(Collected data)
|---|

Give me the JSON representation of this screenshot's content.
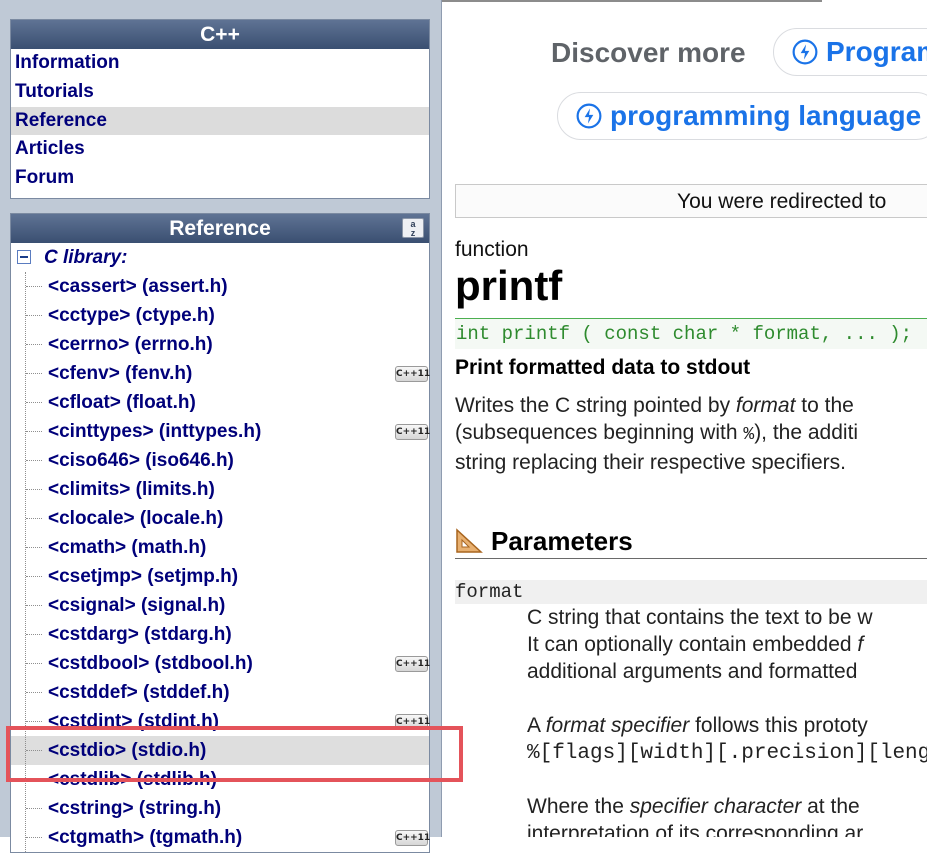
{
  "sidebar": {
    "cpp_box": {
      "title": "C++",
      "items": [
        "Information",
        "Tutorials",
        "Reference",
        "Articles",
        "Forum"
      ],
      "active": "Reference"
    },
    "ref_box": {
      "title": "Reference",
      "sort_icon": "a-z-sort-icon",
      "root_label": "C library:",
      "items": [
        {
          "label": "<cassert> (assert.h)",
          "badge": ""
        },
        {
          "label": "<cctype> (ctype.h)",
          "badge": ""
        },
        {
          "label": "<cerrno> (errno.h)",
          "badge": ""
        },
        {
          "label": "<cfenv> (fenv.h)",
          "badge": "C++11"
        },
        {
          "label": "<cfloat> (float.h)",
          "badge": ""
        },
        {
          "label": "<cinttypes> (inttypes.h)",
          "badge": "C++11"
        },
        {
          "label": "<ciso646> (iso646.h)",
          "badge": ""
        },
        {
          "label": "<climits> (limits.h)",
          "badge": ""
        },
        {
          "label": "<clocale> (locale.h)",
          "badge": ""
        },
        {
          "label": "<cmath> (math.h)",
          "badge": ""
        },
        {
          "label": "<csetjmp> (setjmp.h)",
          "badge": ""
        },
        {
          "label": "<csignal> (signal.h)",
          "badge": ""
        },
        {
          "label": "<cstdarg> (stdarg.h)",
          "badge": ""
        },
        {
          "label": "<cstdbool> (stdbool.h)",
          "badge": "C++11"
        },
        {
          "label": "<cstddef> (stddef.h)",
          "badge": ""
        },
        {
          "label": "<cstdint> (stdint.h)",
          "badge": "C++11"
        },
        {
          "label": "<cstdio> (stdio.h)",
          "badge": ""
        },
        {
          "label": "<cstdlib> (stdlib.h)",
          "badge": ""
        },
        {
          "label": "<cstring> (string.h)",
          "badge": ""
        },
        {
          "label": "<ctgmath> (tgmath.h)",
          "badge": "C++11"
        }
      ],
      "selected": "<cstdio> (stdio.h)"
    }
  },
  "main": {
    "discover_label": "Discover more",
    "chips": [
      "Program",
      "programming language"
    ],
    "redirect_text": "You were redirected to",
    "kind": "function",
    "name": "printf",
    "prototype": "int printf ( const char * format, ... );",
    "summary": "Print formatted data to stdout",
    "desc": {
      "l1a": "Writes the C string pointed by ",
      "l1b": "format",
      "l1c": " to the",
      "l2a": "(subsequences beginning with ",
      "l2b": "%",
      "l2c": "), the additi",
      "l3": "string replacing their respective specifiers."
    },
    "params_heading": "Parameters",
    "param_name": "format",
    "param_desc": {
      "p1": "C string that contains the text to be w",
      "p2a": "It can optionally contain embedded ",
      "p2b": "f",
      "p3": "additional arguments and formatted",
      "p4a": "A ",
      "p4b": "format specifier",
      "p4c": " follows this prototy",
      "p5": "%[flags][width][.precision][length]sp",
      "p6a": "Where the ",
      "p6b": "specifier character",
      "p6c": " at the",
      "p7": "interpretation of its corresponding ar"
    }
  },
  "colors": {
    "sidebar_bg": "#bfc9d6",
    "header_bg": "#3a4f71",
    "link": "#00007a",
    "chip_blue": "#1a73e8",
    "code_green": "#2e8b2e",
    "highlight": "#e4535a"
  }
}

|---|

Exercise goal: Repeat the material above verbatim. Leave the pictures behind.

Answer to this exercise:
Give me the JSON representation of this screenshot's content.
{
  "sidebar": {
    "cpp_box": {
      "title": "C++",
      "items": [
        "Information",
        "Tutorials",
        "Reference",
        "Articles",
        "Forum"
      ],
      "active": "Reference"
    },
    "ref_box": {
      "title": "Reference",
      "sort_icon": "a-z-sort-icon",
      "root_label": "C library:",
      "items": [
        {
          "label": "<cassert> (assert.h)",
          "badge": ""
        },
        {
          "label": "<cctype> (ctype.h)",
          "badge": ""
        },
        {
          "label": "<cerrno> (errno.h)",
          "badge": ""
        },
        {
          "label": "<cfenv> (fenv.h)",
          "badge": "C++11"
        },
        {
          "label": "<cfloat> (float.h)",
          "badge": ""
        },
        {
          "label": "<cinttypes> (inttypes.h)",
          "badge": "C++11"
        },
        {
          "label": "<ciso646> (iso646.h)",
          "badge": ""
        },
        {
          "label": "<climits> (limits.h)",
          "badge": ""
        },
        {
          "label": "<clocale> (locale.h)",
          "badge": ""
        },
        {
          "label": "<cmath> (math.h)",
          "badge": ""
        },
        {
          "label": "<csetjmp> (setjmp.h)",
          "badge": ""
        },
        {
          "label": "<csignal> (signal.h)",
          "badge": ""
        },
        {
          "label": "<cstdarg> (stdarg.h)",
          "badge": ""
        },
        {
          "label": "<cstdbool> (stdbool.h)",
          "badge": "C++11"
        },
        {
          "label": "<cstddef> (stddef.h)",
          "badge": ""
        },
        {
          "label": "<cstdint> (stdint.h)",
          "badge": "C++11"
        },
        {
          "label": "<cstdio> (stdio.h)",
          "badge": ""
        },
        {
          "label": "<cstdlib> (stdlib.h)",
          "badge": ""
        },
        {
          "label": "<cstring> (string.h)",
          "badge": ""
        },
        {
          "label": "<ctgmath> (tgmath.h)",
          "badge": "C++11"
        }
      ],
      "selected": "<cstdio> (stdio.h)"
    }
  },
  "main": {
    "discover_label": "Discover more",
    "chips": [
      "Program",
      "programming language"
    ],
    "redirect_text": "You were redirected to",
    "kind": "function",
    "name": "printf",
    "prototype": "int printf ( const char * format, ... );",
    "summary": "Print formatted data to stdout",
    "desc": {
      "l1a": "Writes the C string pointed by ",
      "l1b": "format",
      "l1c": " to the",
      "l2a": "(subsequences beginning with ",
      "l2b": "%",
      "l2c": "), the additi",
      "l3": "string replacing their respective specifiers."
    },
    "params_heading": "Parameters",
    "param_name": "format",
    "param_desc": {
      "p1": "C string that contains the text to be w",
      "p2a": "It can optionally contain embedded ",
      "p2b": "f",
      "p3": "additional arguments and formatted",
      "p4a": "A ",
      "p4b": "format specifier",
      "p4c": " follows this prototy",
      "p5": "%[flags][width][.precision][length]sp",
      "p6a": "Where the ",
      "p6b": "specifier character",
      "p6c": " at the",
      "p7": "interpretation of its corresponding ar"
    }
  },
  "colors": {
    "sidebar_bg": "#bfc9d6",
    "header_bg": "#3a4f71",
    "link": "#00007a",
    "chip_blue": "#1a73e8",
    "code_green": "#2e8b2e",
    "highlight": "#e4535a"
  }
}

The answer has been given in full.